Your goal
Read the data and repeat it in full, exactly.

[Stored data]
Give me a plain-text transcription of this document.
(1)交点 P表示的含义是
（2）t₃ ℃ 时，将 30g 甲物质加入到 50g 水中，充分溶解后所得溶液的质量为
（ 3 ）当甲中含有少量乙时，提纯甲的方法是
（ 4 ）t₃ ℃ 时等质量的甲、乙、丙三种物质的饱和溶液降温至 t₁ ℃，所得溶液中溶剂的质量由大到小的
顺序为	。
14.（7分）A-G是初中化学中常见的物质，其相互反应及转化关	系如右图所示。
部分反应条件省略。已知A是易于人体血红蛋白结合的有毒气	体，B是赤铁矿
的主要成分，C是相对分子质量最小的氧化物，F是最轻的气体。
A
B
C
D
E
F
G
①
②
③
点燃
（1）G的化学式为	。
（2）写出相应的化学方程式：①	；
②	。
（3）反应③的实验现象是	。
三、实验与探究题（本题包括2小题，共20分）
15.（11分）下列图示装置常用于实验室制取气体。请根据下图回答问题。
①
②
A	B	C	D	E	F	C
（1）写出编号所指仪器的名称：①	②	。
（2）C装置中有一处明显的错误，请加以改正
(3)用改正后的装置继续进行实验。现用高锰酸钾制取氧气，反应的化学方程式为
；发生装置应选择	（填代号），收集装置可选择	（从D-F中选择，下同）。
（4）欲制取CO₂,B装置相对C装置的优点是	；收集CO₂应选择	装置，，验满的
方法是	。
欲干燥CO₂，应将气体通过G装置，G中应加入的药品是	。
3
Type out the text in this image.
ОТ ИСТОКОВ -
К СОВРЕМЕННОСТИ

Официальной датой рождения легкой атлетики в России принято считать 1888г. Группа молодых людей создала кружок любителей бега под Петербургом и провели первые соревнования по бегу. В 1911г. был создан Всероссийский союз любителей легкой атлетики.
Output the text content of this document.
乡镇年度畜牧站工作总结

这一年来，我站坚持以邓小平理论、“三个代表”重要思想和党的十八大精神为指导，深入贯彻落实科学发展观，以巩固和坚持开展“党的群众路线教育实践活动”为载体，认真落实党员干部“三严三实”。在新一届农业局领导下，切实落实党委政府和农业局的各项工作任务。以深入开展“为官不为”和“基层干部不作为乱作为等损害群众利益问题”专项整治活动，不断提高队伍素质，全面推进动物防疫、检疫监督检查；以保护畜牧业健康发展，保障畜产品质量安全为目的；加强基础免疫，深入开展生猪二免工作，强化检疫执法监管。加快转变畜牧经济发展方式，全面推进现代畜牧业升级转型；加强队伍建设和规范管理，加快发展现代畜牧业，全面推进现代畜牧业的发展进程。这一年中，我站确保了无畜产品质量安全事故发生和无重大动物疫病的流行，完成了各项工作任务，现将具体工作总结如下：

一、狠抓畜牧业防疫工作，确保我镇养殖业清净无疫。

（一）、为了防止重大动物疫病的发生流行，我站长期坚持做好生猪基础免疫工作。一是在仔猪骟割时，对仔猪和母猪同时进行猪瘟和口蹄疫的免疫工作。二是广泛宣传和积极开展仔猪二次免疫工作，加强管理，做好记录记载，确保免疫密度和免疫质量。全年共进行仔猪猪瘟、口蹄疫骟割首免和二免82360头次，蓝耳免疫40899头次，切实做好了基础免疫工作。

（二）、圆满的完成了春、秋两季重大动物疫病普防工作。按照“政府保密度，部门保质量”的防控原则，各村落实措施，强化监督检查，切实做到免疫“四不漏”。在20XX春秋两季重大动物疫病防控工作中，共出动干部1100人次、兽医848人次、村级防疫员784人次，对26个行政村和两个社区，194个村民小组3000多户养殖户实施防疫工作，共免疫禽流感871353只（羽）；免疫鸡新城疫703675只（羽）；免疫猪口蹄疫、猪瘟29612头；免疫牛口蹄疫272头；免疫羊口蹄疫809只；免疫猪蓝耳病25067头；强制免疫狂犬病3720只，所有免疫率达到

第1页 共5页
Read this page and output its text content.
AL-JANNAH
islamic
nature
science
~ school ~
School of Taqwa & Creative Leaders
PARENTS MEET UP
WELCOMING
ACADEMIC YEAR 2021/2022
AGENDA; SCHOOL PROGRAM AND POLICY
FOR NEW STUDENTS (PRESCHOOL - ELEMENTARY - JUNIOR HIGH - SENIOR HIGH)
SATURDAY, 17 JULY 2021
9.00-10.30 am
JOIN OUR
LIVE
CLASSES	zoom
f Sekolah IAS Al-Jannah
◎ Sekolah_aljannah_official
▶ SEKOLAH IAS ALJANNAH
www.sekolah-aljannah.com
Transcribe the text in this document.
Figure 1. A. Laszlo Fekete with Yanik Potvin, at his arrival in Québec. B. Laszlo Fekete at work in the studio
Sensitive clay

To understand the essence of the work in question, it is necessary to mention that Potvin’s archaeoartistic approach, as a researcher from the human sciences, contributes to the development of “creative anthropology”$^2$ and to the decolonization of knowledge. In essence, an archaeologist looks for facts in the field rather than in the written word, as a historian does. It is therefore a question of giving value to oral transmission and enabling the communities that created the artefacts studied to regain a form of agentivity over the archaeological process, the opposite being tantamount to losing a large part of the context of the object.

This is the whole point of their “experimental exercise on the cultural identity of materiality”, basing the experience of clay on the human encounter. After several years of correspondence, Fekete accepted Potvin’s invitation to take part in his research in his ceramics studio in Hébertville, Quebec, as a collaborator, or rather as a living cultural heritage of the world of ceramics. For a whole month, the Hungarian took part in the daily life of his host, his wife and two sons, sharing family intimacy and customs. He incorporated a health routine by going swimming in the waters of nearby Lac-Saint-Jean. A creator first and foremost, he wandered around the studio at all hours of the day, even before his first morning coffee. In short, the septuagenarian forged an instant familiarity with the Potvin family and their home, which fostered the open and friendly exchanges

Full solution
Give me a plain-text transcription of this document.
(1)交点 P表示的含义是
（2）t₃ ℃ 时，将 30g 甲物质加入到 50g 水中，充分溶解后所得溶液的质量为
（ 3 ）当甲中含有少量乙时，提纯甲的方法是
（ 4 ）t₃ ℃ 时等质量的甲、乙、丙三种物质的饱和溶液降温至 t₁ ℃，所得溶液中溶剂的质量由大到小的
顺序为	。
14.（7分）A-G是初中化学中常见的物质，其相互反应及转化关	系如右图所示。
部分反应条件省略。已知A是易于人体血红蛋白结合的有毒气	体，B是赤铁矿
的主要成分，C是相对分子质量最小的氧化物，F是最轻的气体。
A
B
C
D
E
F
G
①
②
③
点燃
（1）G的化学式为	。
（2）写出相应的化学方程式：①	；
②	。
（3）反应③的实验现象是	。
三、实验与探究题（本题包括2小题，共20分）
15.（11分）下列图示装置常用于实验室制取气体。请根据下图回答问题。
①
②
A	B	C	D	E	F	C
（1）写出编号所指仪器的名称：①	②	。
（2）C装置中有一处明显的错误，请加以改正
(3)用改正后的装置继续进行实验。现用高锰酸钾制取氧气，反应的化学方程式为
；发生装置应选择	（填代号），收集装置可选择	（从D-F中选择，下同）。
（4）欲制取CO₂,B装置相对C装置的优点是	；收集CO₂应选择	装置，，验满的
方法是	。
欲干燥CO₂，应将气体通过G装置，G中应加入的药品是	。
3
Type out the text in this image.
ОТ ИСТОКОВ -
К СОВРЕМЕННОСТИ

Официальной датой рождения легкой атлетики в России принято считать 1888г. Группа молодых людей создала кружок любителей бега под Петербургом и провели первые соревнования по бегу. В 1911г. был создан Всероссийский союз любителей легкой атлетики.
Output the text content of this document.
乡镇年度畜牧站工作总结

这一年来，我站坚持以邓小平理论、“三个代表”重要思想和党的十八大精神为指导，深入贯彻落实科学发展观，以巩固和坚持开展“党的群众路线教育实践活动”为载体，认真落实党员干部“三严三实”。在新一届农业局领导下，切实落实党委政府和农业局的各项工作任务。以深入开展“为官不为”和“基层干部不作为乱作为等损害群众利益问题”专项整治活动，不断提高队伍素质，全面推进动物防疫、检疫监督检查；以保护畜牧业健康发展，保障畜产品质量安全为目的；加强基础免疫，深入开展生猪二免工作，强化检疫执法监管。加快转变畜牧经济发展方式，全面推进现代畜牧业升级转型；加强队伍建设和规范管理，加快发展现代畜牧业，全面推进现代畜牧业的发展进程。这一年中，我站确保了无畜产品质量安全事故发生和无重大动物疫病的流行，完成了各项工作任务，现将具体工作总结如下：

一、狠抓畜牧业防疫工作，确保我镇养殖业清净无疫。

（一）、为了防止重大动物疫病的发生流行，我站长期坚持做好生猪基础免疫工作。一是在仔猪骟割时，对仔猪和母猪同时进行猪瘟和口蹄疫的免疫工作。二是广泛宣传和积极开展仔猪二次免疫工作，加强管理，做好记录记载，确保免疫密度和免疫质量。全年共进行仔猪猪瘟、口蹄疫骟割首免和二免82360头次，蓝耳免疫40899头次，切实做好了基础免疫工作。

（二）、圆满的完成了春、秋两季重大动物疫病普防工作。按照“政府保密度，部门保质量”的防控原则，各村落实措施，强化监督检查，切实做到免疫“四不漏”。在20XX春秋两季重大动物疫病防控工作中，共出动干部1100人次、兽医848人次、村级防疫员784人次，对26个行政村和两个社区，194个村民小组3000多户养殖户实施防疫工作，共免疫禽流感871353只（羽）；免疫鸡新城疫703675只（羽）；免疫猪口蹄疫、猪瘟29612头；免疫牛口蹄疫272头；免疫羊口蹄疫809只；免疫猪蓝耳病25067头；强制免疫狂犬病3720只，所有免疫率达到

第1页 共5页
Read this page and output its text content.
AL-JANNAH
islamic
nature
science
~ school ~
School of Taqwa & Creative Leaders
PARENTS MEET UP
WELCOMING
ACADEMIC YEAR 2021/2022
AGENDA; SCHOOL PROGRAM AND POLICY
FOR NEW STUDENTS (PRESCHOOL - ELEMENTARY - JUNIOR HIGH - SENIOR HIGH)
SATURDAY, 17 JULY 2021
9.00-10.30 am
JOIN OUR
LIVE
CLASSES	zoom
f Sekolah IAS Al-Jannah
◎ Sekolah_aljannah_official
▶ SEKOLAH IAS ALJANNAH
www.sekolah-aljannah.com
Transcribe the text in this document.
Figure 1. A. Laszlo Fekete with Yanik Potvin, at his arrival in Québec. B. Laszlo Fekete at work in the studio
Sensitive clay

To understand the essence of the work in question, it is necessary to mention that Potvin’s archaeoartistic approach, as a researcher from the human sciences, contributes to the development of “creative anthropology”$^2$ and to the decolonization of knowledge. In essence, an archaeologist looks for facts in the field rather than in the written word, as a historian does. It is therefore a question of giving value to oral transmission and enabling the communities that created the artefacts studied to regain a form of agentivity over the archaeological process, the opposite being tantamount to losing a large part of the context of the object.

This is the whole point of their “experimental exercise on the cultural identity of materiality”, basing the experience of clay on the human encounter. After several years of correspondence, Fekete accepted Potvin’s invitation to take part in his research in his ceramics studio in Hébertville, Quebec, as a collaborator, or rather as a living cultural heritage of the world of ceramics. For a whole month, the Hungarian took part in the daily life of his host, his wife and two sons, sharing family intimacy and customs. He incorporated a health routine by going swimming in the waters of nearby Lac-Saint-Jean. A creator first and foremost, he wandered around the studio at all hours of the day, even before his first morning coffee. In short, the septuagenarian forged an instant familiarity with the Potvin family and their home, which fostered the open and friendly exchanges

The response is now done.